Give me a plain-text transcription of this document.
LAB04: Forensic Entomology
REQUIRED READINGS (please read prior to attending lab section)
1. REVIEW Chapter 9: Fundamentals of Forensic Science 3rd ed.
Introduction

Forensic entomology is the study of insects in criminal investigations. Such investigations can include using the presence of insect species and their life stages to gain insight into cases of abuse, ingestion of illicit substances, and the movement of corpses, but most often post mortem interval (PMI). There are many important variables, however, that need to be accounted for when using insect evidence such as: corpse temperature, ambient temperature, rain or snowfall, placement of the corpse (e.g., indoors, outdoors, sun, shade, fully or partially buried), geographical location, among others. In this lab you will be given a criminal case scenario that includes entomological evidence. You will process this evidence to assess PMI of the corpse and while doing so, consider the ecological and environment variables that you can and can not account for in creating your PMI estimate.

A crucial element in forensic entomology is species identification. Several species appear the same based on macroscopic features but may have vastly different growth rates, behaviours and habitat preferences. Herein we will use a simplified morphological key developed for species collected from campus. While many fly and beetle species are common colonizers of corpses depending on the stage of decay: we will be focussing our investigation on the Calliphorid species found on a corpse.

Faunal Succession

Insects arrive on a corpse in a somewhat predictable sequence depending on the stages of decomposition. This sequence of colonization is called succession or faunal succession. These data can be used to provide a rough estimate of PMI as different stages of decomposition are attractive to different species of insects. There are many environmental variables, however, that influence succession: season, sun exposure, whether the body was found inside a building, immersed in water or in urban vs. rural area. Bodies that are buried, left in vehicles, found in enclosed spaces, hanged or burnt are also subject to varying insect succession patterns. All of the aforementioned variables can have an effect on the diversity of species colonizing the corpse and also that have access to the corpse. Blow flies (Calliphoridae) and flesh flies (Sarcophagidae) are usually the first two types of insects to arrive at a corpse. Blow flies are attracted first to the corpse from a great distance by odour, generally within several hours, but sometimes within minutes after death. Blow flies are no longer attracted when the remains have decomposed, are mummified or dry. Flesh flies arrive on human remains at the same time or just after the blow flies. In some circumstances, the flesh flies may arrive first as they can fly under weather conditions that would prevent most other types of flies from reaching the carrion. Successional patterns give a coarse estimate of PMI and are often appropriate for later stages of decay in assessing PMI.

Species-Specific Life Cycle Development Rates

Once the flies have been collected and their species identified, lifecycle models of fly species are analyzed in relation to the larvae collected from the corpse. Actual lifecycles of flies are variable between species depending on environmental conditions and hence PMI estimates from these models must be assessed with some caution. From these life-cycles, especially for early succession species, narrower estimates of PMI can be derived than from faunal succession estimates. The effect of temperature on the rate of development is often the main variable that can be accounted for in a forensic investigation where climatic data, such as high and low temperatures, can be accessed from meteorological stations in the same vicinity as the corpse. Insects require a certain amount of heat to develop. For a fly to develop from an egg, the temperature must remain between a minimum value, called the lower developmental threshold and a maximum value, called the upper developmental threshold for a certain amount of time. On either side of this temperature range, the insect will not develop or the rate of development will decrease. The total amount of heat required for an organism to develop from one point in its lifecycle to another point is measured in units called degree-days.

_____

SET EXERCISE:
Nothing should be left out: return all of the records exactly.

TASK OUTPUT:
Give me a plain-text transcription of this document.
LAB04: Forensic Entomology
REQUIRED READINGS (please read prior to attending lab section)
1. REVIEW Chapter 9: Fundamentals of Forensic Science 3rd ed.
Introduction

Forensic entomology is the study of insects in criminal investigations. Such investigations can include using the presence of insect species and their life stages to gain insight into cases of abuse, ingestion of illicit substances, and the movement of corpses, but most often post mortem interval (PMI). There are many important variables, however, that need to be accounted for when using insect evidence such as: corpse temperature, ambient temperature, rain or snowfall, placement of the corpse (e.g., indoors, outdoors, sun, shade, fully or partially buried), geographical location, among others. In this lab you will be given a criminal case scenario that includes entomological evidence. You will process this evidence to assess PMI of the corpse and while doing so, consider the ecological and environment variables that you can and can not account for in creating your PMI estimate.

A crucial element in forensic entomology is species identification. Several species appear the same based on macroscopic features but may have vastly different growth rates, behaviours and habitat preferences. Herein we will use a simplified morphological key developed for species collected from campus. While many fly and beetle species are common colonizers of corpses depending on the stage of decay: we will be focussing our investigation on the Calliphorid species found on a corpse.

Faunal Succession

Insects arrive on a corpse in a somewhat predictable sequence depending on the stages of decomposition. This sequence of colonization is called succession or faunal succession. These data can be used to provide a rough estimate of PMI as different stages of decomposition are attractive to different species of insects. There are many environmental variables, however, that influence succession: season, sun exposure, whether the body was found inside a building, immersed in water or in urban vs. rural area. Bodies that are buried, left in vehicles, found in enclosed spaces, hanged or burnt are also subject to varying insect succession patterns. All of the aforementioned variables can have an effect on the diversity of species colonizing the corpse and also that have access to the corpse. Blow flies (Calliphoridae) and flesh flies (Sarcophagidae) are usually the first two types of insects to arrive at a corpse. Blow flies are attracted first to the corpse from a great distance by odour, generally within several hours, but sometimes within minutes after death. Blow flies are no longer attracted when the remains have decomposed, are mummified or dry. Flesh flies arrive on human remains at the same time or just after the blow flies. In some circumstances, the flesh flies may arrive first as they can fly under weather conditions that would prevent most other types of flies from reaching the carrion. Successional patterns give a coarse estimate of PMI and are often appropriate for later stages of decay in assessing PMI.

Species-Specific Life Cycle Development Rates

Once the flies have been collected and their species identified, lifecycle models of fly species are analyzed in relation to the larvae collected from the corpse. Actual lifecycles of flies are variable between species depending on environmental conditions and hence PMI estimates from these models must be assessed with some caution. From these life-cycles, especially for early succession species, narrower estimates of PMI can be derived than from faunal succession estimates. The effect of temperature on the rate of development is often the main variable that can be accounted for in a forensic investigation where climatic data, such as high and low temperatures, can be accessed from meteorological stations in the same vicinity as the corpse. Insects require a certain amount of heat to develop. For a fly to develop from an egg, the temperature must remain between a minimum value, called the lower developmental threshold and a maximum value, called the upper developmental threshold for a certain amount of time. On either side of this temperature range, the insect will not develop or the rate of development will decrease. The total amount of heat required for an organism to develop from one point in its lifecycle to another point is measured in units called degree-days.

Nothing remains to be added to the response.